Given information:
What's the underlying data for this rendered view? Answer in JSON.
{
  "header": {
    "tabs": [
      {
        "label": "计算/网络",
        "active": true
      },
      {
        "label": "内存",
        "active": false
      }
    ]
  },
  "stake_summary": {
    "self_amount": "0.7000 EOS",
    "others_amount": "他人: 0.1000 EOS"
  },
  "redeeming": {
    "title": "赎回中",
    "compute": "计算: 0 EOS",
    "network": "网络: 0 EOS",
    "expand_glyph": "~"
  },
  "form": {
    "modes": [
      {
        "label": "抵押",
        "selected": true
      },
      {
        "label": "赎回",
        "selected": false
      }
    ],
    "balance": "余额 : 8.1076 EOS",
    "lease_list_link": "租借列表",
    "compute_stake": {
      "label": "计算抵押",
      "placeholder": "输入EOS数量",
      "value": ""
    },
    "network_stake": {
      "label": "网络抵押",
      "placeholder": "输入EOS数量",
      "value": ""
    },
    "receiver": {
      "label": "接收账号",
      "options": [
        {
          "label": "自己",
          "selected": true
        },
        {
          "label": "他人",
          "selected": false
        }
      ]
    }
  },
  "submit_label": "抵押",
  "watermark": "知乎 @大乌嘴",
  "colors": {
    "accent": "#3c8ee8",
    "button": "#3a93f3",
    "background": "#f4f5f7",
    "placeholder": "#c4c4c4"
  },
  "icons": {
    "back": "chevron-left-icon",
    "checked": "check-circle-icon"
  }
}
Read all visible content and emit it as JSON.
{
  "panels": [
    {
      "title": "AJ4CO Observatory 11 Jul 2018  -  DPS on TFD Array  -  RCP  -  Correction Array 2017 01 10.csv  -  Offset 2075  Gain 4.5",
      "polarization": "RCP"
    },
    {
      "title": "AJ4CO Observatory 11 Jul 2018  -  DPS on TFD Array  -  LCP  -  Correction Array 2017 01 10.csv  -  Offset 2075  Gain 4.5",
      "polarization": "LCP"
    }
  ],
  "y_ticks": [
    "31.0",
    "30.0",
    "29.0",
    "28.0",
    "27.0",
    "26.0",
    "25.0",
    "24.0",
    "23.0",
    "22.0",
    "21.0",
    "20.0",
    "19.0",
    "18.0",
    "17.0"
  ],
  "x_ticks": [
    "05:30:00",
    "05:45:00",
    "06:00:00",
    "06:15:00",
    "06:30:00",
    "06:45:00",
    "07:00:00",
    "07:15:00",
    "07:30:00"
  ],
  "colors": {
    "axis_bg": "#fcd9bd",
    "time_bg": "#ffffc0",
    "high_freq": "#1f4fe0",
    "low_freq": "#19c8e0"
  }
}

Directions for this task:
Gather all lines from the records above in which "Gain" appears.

Result of this exercise:
      "title": "AJ4CO Observatory 11 Jul 2018  -  DPS on TFD Array  -  RCP  -  Correction Array 2017 01 10.csv  -  Offset 2075  Gain 4.5",
      "title": "AJ4CO Observatory 11 Jul 2018  -  DPS on TFD Array  -  LCP  -  Correction Array 2017 01 10.csv  -  Offset 2075  Gain 4.5",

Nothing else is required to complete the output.